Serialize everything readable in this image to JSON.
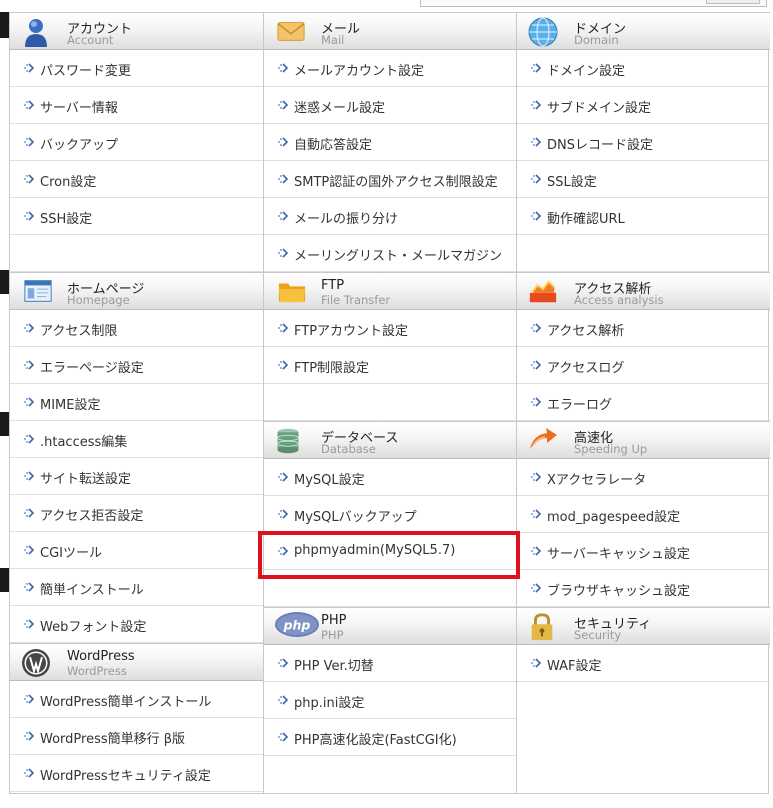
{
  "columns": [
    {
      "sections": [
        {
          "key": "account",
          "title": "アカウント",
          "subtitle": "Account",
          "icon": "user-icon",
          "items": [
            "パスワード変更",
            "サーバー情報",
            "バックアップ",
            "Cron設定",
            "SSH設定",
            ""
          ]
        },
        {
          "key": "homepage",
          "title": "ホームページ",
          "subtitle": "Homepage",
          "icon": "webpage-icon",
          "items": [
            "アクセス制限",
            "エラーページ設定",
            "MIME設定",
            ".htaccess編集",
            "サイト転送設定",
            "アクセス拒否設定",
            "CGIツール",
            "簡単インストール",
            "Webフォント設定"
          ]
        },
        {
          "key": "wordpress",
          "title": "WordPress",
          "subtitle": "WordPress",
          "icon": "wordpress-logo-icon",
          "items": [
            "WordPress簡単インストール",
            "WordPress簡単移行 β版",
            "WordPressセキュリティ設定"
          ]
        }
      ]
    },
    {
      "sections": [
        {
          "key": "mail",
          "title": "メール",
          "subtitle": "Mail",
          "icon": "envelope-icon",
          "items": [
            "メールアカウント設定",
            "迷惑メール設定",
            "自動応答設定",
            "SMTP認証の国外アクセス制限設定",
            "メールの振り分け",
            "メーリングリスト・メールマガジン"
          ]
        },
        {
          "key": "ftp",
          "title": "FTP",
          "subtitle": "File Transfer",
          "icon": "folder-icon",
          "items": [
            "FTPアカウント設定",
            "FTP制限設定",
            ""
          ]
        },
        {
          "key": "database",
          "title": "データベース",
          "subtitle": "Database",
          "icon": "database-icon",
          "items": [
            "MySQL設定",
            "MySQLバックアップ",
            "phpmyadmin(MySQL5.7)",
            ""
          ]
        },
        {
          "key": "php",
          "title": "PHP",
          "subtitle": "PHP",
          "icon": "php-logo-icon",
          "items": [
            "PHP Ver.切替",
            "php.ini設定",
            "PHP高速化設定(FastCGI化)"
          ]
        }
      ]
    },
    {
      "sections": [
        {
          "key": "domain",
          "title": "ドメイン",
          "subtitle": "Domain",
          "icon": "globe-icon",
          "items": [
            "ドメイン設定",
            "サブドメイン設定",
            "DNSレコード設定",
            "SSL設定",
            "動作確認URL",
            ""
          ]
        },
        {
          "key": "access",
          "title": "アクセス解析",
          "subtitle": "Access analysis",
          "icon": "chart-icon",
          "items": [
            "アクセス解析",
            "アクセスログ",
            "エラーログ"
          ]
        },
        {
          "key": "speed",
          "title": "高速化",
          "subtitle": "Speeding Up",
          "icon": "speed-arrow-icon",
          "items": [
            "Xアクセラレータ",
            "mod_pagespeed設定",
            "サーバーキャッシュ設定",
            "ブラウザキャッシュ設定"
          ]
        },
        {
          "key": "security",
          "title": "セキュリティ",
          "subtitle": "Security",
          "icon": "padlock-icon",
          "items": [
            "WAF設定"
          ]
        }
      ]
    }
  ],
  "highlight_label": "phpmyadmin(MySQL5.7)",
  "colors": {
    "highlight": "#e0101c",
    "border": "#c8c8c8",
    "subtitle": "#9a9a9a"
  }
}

■ **GIVEN REQUEST**
Transcribe the whole listing exactly. Pictures stay out of your copy.

■ **SOLUTION TO THE PROBLEM**
Serialize everything readable in this image to JSON.
{
  "columns": [
    {
      "sections": [
        {
          "key": "account",
          "title": "アカウント",
          "subtitle": "Account",
          "icon": "user-icon",
          "items": [
            "パスワード変更",
            "サーバー情報",
            "バックアップ",
            "Cron設定",
            "SSH設定",
            ""
          ]
        },
        {
          "key": "homepage",
          "title": "ホームページ",
          "subtitle": "Homepage",
          "icon": "webpage-icon",
          "items": [
            "アクセス制限",
            "エラーページ設定",
            "MIME設定",
            ".htaccess編集",
            "サイト転送設定",
            "アクセス拒否設定",
            "CGIツール",
            "簡単インストール",
            "Webフォント設定"
          ]
        },
        {
          "key": "wordpress",
          "title": "WordPress",
          "subtitle": "WordPress",
          "icon": "wordpress-logo-icon",
          "items": [
            "WordPress簡単インストール",
            "WordPress簡単移行 β版",
            "WordPressセキュリティ設定"
          ]
        }
      ]
    },
    {
      "sections": [
        {
          "key": "mail",
          "title": "メール",
          "subtitle": "Mail",
          "icon": "envelope-icon",
          "items": [
            "メールアカウント設定",
            "迷惑メール設定",
            "自動応答設定",
            "SMTP認証の国外アクセス制限設定",
            "メールの振り分け",
            "メーリングリスト・メールマガジン"
          ]
        },
        {
          "key": "ftp",
          "title": "FTP",
          "subtitle": "File Transfer",
          "icon": "folder-icon",
          "items": [
            "FTPアカウント設定",
            "FTP制限設定",
            ""
          ]
        },
        {
          "key": "database",
          "title": "データベース",
          "subtitle": "Database",
          "icon": "database-icon",
          "items": [
            "MySQL設定",
            "MySQLバックアップ",
            "phpmyadmin(MySQL5.7)",
            ""
          ]
        },
        {
          "key": "php",
          "title": "PHP",
          "subtitle": "PHP",
          "icon": "php-logo-icon",
          "items": [
            "PHP Ver.切替",
            "php.ini設定",
            "PHP高速化設定(FastCGI化)"
          ]
        }
      ]
    },
    {
      "sections": [
        {
          "key": "domain",
          "title": "ドメイン",
          "subtitle": "Domain",
          "icon": "globe-icon",
          "items": [
            "ドメイン設定",
            "サブドメイン設定",
            "DNSレコード設定",
            "SSL設定",
            "動作確認URL",
            ""
          ]
        },
        {
          "key": "access",
          "title": "アクセス解析",
          "subtitle": "Access analysis",
          "icon": "chart-icon",
          "items": [
            "アクセス解析",
            "アクセスログ",
            "エラーログ"
          ]
        },
        {
          "key": "speed",
          "title": "高速化",
          "subtitle": "Speeding Up",
          "icon": "speed-arrow-icon",
          "items": [
            "Xアクセラレータ",
            "mod_pagespeed設定",
            "サーバーキャッシュ設定",
            "ブラウザキャッシュ設定"
          ]
        },
        {
          "key": "security",
          "title": "セキュリティ",
          "subtitle": "Security",
          "icon": "padlock-icon",
          "items": [
            "WAF設定"
          ]
        }
      ]
    }
  ],
  "highlight_label": "phpmyadmin(MySQL5.7)",
  "colors": {
    "highlight": "#e0101c",
    "border": "#c8c8c8",
    "subtitle": "#9a9a9a"
  }
}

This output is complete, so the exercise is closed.